Transformou a Casa de Caridade Santa Fé em lugar de romaria, tornou o nome e as ações de Padre Ibiapina mais conhecidas e, em 1982, abriu o processo de canonização desse padre que trouxe um novo jeito de ser Igreja no Nordeste.
Numa tentativa de imitação de Padre Ibiapina, por quem tinha muito apreço e admiração, foi ao encontro dos irmãos que estavam nas periferias, consolou e sendo consolado na sua dor quando estavam juntos. Conduzido pelo amor, suportava tudo.
Ele foi um pastor que se voltou para a libertação do povo, para uma “teologia da enxada”, com padres que viviam com o trabalhador do campo. Essa visão foi partilhada na Paraíba e tinha como pilares Dom José Maria Pires e Dom Marcelo Carvalheira e Padre José Comblin como escudeiros desse projeto, afora outros padres, diáconos e leigos que deram sua contribuição para implantar um projeto em que preparava os futuros presbíteros para estarem junto aos pobres.
Bispo da esperança, ele trouxe para perto do povo a ternura de Jesus Cristo. Criou espaço onde acolheu o povo crucificado, principalmente os abandonados pelos poderes públicos e explorados pelos grandes proprietários rurais, das indústrias e do comércio. Houve época em que seus posicionamentos não foram compreendidos.
Como na visão do profeta Isaías, tinha certeza de que o povo era esperançoso. Uma espera que se consolidava com o fortalecimento da fé. Percebeu no rosto dos pobres a ânsia pela libertação.
Profeta da ternura, denunciou sem temor a malvadeza contra os pobres e lhes ensinou a cobrar os seus direitos. Nunca se negou a atender quem o procurasse. Sempre estava no meio do povo, como um pastor atrás das ovelhas desgarradas.
Missão na Igreja
Além das suas atividades como Arcebispo da Paraíba, que consumiam muito do seu tempo, Dom Marcelo desempenhava outras missões no Brasil e em Roma. Nunca se negou a assumir tarefas propostas pela Igreja.
-=-=-=-=-
ENUNCIADO DO EXERCÍCIO.
Transcreva, sem alterações, a passagem do texto sobre Dom Marcelo que começa em "Ele foi um pastor" e segue até "junto aos pobres.".

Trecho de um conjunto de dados
-=-=-=-=-
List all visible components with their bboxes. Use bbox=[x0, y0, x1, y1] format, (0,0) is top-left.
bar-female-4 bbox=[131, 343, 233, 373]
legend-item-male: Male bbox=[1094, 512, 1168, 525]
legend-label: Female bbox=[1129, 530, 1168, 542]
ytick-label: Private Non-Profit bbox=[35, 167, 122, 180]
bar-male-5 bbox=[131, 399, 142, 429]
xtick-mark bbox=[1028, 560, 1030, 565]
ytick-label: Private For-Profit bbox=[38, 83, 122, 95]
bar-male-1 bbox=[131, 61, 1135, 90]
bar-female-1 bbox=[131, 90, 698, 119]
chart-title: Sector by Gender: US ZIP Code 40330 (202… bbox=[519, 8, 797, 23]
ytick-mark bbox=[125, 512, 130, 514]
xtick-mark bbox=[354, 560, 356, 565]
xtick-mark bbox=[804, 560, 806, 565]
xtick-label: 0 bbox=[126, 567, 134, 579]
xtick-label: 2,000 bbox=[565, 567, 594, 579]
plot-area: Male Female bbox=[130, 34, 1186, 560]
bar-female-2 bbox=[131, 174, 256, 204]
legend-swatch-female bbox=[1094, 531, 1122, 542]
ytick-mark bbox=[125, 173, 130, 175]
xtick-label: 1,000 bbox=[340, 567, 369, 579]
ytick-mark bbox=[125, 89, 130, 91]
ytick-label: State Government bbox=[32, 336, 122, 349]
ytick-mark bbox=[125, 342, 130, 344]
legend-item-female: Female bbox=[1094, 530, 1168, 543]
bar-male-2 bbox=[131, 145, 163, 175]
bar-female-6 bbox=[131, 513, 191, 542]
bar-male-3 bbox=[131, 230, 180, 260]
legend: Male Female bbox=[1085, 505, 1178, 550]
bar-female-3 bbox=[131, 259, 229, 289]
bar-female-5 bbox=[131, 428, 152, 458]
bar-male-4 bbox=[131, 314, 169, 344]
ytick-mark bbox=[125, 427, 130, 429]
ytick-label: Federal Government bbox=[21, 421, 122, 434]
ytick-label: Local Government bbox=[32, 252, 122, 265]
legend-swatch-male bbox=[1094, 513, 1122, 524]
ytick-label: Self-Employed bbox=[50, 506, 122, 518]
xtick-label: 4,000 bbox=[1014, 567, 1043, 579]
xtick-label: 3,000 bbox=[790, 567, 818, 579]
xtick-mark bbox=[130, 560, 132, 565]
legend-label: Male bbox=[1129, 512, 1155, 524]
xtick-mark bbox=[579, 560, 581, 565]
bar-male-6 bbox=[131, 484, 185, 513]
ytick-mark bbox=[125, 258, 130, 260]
-=-=-=-=-
RESPOSTA DO EXERCÍCIO.
Ele foi um pastor que se voltou para a libertação do povo, para uma “teologia da enxada”, com padres que viviam com o trabalhador do campo. Essa visão foi partilhada na Paraíba e tinha como pilares Dom José Maria Pires e Dom Marcelo Carvalheira e Padre José Comblin como escudeiros desse projeto, afora outros padres, diáconos e leigos que deram sua contribuição para implantar um projeto em que preparava os futuros presbíteros para estarem junto aos pobres.